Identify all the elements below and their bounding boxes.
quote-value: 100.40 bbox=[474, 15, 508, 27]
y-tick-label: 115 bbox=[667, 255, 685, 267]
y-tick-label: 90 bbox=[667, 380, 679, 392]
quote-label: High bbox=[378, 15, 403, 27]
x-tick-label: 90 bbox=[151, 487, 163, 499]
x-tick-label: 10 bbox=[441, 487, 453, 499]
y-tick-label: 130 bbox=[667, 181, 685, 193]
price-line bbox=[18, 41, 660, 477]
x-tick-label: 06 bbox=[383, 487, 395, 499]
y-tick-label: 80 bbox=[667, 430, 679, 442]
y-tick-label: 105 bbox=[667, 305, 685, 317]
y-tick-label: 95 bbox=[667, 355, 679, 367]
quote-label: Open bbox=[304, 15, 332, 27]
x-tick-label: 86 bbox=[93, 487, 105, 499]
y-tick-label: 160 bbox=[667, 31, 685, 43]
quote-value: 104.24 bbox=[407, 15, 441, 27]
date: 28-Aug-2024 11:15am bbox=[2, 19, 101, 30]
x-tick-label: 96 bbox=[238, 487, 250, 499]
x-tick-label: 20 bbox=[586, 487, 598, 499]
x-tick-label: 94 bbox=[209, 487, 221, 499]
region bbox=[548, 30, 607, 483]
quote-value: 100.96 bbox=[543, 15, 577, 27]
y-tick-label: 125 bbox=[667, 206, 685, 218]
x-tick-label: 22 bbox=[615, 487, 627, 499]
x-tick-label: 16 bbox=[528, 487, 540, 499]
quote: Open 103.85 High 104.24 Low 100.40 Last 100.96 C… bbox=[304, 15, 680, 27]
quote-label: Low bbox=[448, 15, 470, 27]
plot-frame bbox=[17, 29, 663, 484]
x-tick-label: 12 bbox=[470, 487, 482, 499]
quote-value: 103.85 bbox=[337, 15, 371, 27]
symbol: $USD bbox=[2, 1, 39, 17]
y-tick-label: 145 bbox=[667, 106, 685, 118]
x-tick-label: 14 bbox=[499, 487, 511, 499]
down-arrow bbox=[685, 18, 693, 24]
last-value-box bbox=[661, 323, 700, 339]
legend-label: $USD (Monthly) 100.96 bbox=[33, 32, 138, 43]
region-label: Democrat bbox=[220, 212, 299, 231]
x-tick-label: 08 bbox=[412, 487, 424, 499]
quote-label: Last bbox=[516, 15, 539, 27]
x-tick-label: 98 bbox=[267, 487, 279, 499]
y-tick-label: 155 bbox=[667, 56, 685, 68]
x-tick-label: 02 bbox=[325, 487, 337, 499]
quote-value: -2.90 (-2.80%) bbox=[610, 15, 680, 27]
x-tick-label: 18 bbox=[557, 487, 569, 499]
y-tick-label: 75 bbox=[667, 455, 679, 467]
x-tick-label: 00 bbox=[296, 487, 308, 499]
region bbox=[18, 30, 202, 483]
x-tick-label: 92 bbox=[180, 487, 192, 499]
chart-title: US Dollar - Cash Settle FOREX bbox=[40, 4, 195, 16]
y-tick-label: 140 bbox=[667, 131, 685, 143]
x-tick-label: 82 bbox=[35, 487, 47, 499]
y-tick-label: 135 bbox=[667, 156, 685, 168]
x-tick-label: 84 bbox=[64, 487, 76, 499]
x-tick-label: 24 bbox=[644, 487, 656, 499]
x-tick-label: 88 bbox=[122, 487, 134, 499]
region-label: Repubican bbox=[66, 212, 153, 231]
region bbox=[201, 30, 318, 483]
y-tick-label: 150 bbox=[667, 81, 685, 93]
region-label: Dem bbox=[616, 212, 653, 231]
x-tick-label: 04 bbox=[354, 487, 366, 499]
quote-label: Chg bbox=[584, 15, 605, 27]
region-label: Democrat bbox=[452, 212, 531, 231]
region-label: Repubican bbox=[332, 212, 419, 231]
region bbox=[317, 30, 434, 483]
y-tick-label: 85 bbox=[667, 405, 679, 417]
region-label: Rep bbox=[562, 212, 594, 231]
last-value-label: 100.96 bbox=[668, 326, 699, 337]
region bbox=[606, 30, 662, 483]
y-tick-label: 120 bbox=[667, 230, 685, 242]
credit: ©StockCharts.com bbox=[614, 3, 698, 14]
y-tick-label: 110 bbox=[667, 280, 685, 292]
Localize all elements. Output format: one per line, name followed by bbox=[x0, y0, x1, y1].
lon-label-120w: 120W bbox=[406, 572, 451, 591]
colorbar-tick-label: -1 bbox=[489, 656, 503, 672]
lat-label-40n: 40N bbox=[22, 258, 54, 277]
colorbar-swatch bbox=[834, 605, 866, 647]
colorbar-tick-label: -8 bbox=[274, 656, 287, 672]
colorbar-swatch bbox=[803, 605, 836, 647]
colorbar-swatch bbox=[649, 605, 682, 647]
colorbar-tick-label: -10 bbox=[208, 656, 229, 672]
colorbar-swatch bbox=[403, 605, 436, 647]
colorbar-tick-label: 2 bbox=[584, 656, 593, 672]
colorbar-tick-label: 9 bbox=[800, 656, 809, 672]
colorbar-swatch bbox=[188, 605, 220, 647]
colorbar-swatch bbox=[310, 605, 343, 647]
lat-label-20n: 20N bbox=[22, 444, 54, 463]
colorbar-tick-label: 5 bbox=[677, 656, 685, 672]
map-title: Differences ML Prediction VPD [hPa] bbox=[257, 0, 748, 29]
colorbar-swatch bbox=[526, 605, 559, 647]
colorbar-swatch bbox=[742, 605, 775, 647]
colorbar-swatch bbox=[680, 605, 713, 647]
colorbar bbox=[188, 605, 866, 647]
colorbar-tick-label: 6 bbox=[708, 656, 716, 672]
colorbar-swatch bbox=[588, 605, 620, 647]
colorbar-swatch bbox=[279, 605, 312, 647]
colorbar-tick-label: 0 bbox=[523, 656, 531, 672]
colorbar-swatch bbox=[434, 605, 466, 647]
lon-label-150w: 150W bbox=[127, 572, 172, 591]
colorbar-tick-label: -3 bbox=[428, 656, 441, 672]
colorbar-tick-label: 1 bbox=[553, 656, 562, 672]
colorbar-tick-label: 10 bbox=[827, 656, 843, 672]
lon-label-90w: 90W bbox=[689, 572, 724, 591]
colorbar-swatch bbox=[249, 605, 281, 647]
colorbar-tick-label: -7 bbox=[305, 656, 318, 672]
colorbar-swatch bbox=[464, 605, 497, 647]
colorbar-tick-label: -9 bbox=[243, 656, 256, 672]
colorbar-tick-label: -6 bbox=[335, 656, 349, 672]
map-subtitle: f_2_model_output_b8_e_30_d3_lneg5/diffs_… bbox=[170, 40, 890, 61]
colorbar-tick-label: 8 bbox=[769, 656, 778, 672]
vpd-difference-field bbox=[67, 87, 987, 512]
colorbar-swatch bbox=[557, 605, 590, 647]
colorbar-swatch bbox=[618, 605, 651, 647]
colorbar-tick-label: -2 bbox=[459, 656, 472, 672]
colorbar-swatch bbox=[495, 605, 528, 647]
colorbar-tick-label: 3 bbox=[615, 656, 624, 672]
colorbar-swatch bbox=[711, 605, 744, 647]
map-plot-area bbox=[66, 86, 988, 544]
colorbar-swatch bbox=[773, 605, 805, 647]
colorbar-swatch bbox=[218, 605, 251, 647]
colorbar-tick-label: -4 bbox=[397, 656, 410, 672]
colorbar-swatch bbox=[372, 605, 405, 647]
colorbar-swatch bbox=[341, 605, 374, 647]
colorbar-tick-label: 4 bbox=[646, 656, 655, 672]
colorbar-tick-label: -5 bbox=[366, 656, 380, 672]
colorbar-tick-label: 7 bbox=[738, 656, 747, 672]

§ Exercise
Copy out the records verbatim, starting at their first line and ending with the line that contains "quote-value: -2.90 (-2.80%)", both included.

§ The reply
Identify all the elements below and their bounding boxes.
quote-value: 100.40 bbox=[474, 15, 508, 27]
y-tick-label: 115 bbox=[667, 255, 685, 267]
y-tick-label: 90 bbox=[667, 380, 679, 392]
quote-label: High bbox=[378, 15, 403, 27]
x-tick-label: 90 bbox=[151, 487, 163, 499]
x-tick-label: 10 bbox=[441, 487, 453, 499]
y-tick-label: 130 bbox=[667, 181, 685, 193]
price-line bbox=[18, 41, 660, 477]
x-tick-label: 06 bbox=[383, 487, 395, 499]
y-tick-label: 80 bbox=[667, 430, 679, 442]
y-tick-label: 105 bbox=[667, 305, 685, 317]
y-tick-label: 95 bbox=[667, 355, 679, 367]
quote-label: Open bbox=[304, 15, 332, 27]
x-tick-label: 86 bbox=[93, 487, 105, 499]
y-tick-label: 160 bbox=[667, 31, 685, 43]
quote-value: 104.24 bbox=[407, 15, 441, 27]
date: 28-Aug-2024 11:15am bbox=[2, 19, 101, 30]
x-tick-label: 96 bbox=[238, 487, 250, 499]
x-tick-label: 20 bbox=[586, 487, 598, 499]
x-tick-label: 94 bbox=[209, 487, 221, 499]
region bbox=[548, 30, 607, 483]
quote-value: 100.96 bbox=[543, 15, 577, 27]
y-tick-label: 125 bbox=[667, 206, 685, 218]
x-tick-label: 22 bbox=[615, 487, 627, 499]
x-tick-label: 16 bbox=[528, 487, 540, 499]
quote: Open 103.85 High 104.24 Low 100.40 Last 100.96 C… bbox=[304, 15, 680, 27]
quote-label: Low bbox=[448, 15, 470, 27]
plot-frame bbox=[17, 29, 663, 484]
x-tick-label: 12 bbox=[470, 487, 482, 499]
quote-value: 103.85 bbox=[337, 15, 371, 27]
symbol: $USD bbox=[2, 1, 39, 17]
y-tick-label: 145 bbox=[667, 106, 685, 118]
x-tick-label: 14 bbox=[499, 487, 511, 499]
down-arrow bbox=[685, 18, 693, 24]
last-value-box bbox=[661, 323, 700, 339]
legend-label: $USD (Monthly) 100.96 bbox=[33, 32, 138, 43]
region-label: Democrat bbox=[220, 212, 299, 231]
x-tick-label: 08 bbox=[412, 487, 424, 499]
quote-label: Last bbox=[516, 15, 539, 27]
x-tick-label: 98 bbox=[267, 487, 279, 499]
y-tick-label: 155 bbox=[667, 56, 685, 68]
x-tick-label: 02 bbox=[325, 487, 337, 499]
quote-value: -2.90 (-2.80%) bbox=[610, 15, 680, 27]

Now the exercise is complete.